- **TASK REQUIREMENTS**
Please give the listing again in its entirety, exactly as written.

- **RECORD EXTRACTS**
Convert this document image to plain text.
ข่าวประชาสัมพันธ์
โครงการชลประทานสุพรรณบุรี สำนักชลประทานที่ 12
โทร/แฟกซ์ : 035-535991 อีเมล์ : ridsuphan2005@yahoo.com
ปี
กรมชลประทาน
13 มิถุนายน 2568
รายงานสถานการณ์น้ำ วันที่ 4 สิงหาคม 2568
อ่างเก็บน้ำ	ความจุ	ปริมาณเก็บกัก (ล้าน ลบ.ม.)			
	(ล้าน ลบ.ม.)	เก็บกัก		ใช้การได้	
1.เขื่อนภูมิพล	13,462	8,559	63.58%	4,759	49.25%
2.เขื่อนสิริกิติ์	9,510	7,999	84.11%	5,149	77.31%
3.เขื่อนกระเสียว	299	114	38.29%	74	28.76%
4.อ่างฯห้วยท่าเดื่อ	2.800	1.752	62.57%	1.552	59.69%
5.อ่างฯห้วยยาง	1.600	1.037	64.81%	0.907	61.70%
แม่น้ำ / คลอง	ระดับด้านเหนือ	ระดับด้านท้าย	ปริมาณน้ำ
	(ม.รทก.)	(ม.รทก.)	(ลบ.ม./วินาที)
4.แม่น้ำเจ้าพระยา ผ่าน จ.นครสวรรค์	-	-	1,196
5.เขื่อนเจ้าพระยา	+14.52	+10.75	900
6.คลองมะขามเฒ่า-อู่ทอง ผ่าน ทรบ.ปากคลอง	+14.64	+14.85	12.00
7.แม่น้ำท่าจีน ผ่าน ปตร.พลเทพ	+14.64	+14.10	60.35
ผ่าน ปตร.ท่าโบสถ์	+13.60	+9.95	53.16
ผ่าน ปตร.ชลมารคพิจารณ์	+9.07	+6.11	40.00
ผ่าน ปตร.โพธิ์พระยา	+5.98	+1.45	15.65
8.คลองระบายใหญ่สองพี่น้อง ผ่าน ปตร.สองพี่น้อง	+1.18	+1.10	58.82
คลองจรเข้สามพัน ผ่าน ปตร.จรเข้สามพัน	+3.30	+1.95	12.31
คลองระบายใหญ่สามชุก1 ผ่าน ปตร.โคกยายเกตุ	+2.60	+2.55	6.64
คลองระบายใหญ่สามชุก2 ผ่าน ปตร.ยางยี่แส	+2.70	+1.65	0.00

- **WRITTEN RESPONSE**
Convert this document image to plain text.
ข่าวประชาสัมพันธ์
โครงการชลประทานสุพรรณบุรี สำนักชลประทานที่ 12
โทร/แฟกซ์ : 035-535991 อีเมล์ : ridsuphan2005@yahoo.com
ปี
กรมชลประทาน
13 มิถุนายน 2568
รายงานสถานการณ์น้ำ วันที่ 4 สิงหาคม 2568
อ่างเก็บน้ำ	ความจุ	ปริมาณเก็บกัก (ล้าน ลบ.ม.)			
	(ล้าน ลบ.ม.)	เก็บกัก		ใช้การได้	
1.เขื่อนภูมิพล	13,462	8,559	63.58%	4,759	49.25%
2.เขื่อนสิริกิติ์	9,510	7,999	84.11%	5,149	77.31%
3.เขื่อนกระเสียว	299	114	38.29%	74	28.76%
4.อ่างฯห้วยท่าเดื่อ	2.800	1.752	62.57%	1.552	59.69%
5.อ่างฯห้วยยาง	1.600	1.037	64.81%	0.907	61.70%
แม่น้ำ / คลอง	ระดับด้านเหนือ	ระดับด้านท้าย	ปริมาณน้ำ
	(ม.รทก.)	(ม.รทก.)	(ลบ.ม./วินาที)
4.แม่น้ำเจ้าพระยา ผ่าน จ.นครสวรรค์	-	-	1,196
5.เขื่อนเจ้าพระยา	+14.52	+10.75	900
6.คลองมะขามเฒ่า-อู่ทอง ผ่าน ทรบ.ปากคลอง	+14.64	+14.85	12.00
7.แม่น้ำท่าจีน ผ่าน ปตร.พลเทพ	+14.64	+14.10	60.35
ผ่าน ปตร.ท่าโบสถ์	+13.60	+9.95	53.16
ผ่าน ปตร.ชลมารคพิจารณ์	+9.07	+6.11	40.00
ผ่าน ปตร.โพธิ์พระยา	+5.98	+1.45	15.65
8.คลองระบายใหญ่สองพี่น้อง ผ่าน ปตร.สองพี่น้อง	+1.18	+1.10	58.82
คลองจรเข้สามพัน ผ่าน ปตร.จรเข้สามพัน	+3.30	+1.95	12.31
คลองระบายใหญ่สามชุก1 ผ่าน ปตร.โคกยายเกตุ	+2.60	+2.55	6.64
คลองระบายใหญ่สามชุก2 ผ่าน ปตร.ยางยี่แส	+2.70	+1.65	0.00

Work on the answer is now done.